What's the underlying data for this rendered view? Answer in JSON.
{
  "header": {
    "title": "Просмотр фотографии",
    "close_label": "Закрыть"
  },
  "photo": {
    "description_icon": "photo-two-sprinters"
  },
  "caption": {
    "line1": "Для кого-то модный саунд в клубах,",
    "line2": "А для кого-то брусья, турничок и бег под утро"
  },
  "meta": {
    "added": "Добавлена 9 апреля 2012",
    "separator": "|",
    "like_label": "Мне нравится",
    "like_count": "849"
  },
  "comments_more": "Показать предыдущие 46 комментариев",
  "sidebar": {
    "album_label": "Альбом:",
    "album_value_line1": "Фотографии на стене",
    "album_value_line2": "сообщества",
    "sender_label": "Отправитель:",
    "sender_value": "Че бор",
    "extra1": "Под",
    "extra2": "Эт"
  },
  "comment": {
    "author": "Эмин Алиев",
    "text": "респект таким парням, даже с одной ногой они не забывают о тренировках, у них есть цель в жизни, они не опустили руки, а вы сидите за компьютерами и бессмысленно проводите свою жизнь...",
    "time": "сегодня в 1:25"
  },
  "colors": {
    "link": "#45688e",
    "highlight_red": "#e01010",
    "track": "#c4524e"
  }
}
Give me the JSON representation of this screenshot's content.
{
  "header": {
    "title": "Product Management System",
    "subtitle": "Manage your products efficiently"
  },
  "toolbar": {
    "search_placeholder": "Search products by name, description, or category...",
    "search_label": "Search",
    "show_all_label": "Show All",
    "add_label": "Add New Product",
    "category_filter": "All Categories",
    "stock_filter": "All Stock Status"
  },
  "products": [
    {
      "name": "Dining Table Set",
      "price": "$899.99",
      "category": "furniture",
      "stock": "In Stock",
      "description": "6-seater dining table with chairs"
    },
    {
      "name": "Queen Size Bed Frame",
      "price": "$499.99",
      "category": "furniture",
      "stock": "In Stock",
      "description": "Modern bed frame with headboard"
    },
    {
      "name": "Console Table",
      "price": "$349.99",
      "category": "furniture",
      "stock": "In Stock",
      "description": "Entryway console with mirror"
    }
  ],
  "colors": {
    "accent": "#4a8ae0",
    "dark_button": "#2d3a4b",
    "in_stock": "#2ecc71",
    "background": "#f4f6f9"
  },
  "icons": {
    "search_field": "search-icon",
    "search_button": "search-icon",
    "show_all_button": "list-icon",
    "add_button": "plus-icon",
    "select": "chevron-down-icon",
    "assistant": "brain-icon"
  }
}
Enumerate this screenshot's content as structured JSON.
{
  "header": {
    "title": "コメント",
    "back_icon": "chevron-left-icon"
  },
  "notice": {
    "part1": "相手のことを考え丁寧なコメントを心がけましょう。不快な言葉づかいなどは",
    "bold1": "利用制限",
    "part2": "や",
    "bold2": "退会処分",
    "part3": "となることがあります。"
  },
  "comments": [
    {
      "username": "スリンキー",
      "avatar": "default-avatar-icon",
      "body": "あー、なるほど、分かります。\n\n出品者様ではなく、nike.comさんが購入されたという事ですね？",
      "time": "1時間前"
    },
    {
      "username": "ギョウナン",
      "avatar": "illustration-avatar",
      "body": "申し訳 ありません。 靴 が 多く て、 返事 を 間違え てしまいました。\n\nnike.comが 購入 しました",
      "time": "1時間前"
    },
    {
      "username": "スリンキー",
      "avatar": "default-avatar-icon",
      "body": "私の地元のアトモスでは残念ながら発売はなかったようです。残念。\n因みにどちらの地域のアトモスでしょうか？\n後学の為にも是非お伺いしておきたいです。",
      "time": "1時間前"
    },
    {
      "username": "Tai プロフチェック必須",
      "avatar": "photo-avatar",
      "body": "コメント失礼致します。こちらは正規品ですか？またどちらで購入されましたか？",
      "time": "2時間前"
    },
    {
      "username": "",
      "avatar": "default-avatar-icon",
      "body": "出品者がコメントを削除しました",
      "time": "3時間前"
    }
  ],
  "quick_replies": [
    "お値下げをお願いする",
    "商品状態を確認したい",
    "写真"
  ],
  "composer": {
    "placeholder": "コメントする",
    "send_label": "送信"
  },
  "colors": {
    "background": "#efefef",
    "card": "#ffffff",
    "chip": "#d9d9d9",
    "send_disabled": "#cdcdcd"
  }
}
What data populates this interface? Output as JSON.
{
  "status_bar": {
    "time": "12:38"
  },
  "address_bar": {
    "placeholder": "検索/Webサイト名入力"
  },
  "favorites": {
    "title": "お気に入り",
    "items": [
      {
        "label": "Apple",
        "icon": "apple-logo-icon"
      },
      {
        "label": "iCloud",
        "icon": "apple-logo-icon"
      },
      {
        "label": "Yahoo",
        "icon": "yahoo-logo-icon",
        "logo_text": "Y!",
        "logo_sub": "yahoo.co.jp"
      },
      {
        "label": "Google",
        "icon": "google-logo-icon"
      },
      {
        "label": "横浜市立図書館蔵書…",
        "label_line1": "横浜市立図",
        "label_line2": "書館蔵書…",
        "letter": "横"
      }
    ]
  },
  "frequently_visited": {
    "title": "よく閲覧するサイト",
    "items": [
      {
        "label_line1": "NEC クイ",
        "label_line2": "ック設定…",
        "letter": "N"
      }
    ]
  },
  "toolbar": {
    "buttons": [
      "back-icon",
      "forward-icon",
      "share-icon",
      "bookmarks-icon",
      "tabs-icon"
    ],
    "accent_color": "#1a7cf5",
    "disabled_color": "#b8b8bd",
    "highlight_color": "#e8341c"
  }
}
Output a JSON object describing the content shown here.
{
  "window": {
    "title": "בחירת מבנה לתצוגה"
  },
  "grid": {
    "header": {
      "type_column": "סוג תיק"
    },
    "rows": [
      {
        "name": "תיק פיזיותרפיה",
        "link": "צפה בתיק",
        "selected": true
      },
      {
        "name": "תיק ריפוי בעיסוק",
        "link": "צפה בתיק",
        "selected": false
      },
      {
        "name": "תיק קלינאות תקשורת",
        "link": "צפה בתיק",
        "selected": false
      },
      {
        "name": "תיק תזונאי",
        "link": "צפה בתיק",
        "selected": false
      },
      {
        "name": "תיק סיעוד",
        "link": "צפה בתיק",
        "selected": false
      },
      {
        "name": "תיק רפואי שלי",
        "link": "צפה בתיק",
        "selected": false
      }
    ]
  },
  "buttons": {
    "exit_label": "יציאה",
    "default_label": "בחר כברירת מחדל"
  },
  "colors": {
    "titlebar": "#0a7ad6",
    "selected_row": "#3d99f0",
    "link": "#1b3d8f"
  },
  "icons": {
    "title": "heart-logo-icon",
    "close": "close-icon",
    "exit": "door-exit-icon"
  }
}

Set problem. Pick out every line holding the string "this" and return it.

Answer to the task.
What's the underlying data for this rendered view? Answer in JSON.
Give me the JSON representation of this screenshot's content.
Enumerate this screenshot's content as structured JSON.
What data populates this interface? Output as JSON.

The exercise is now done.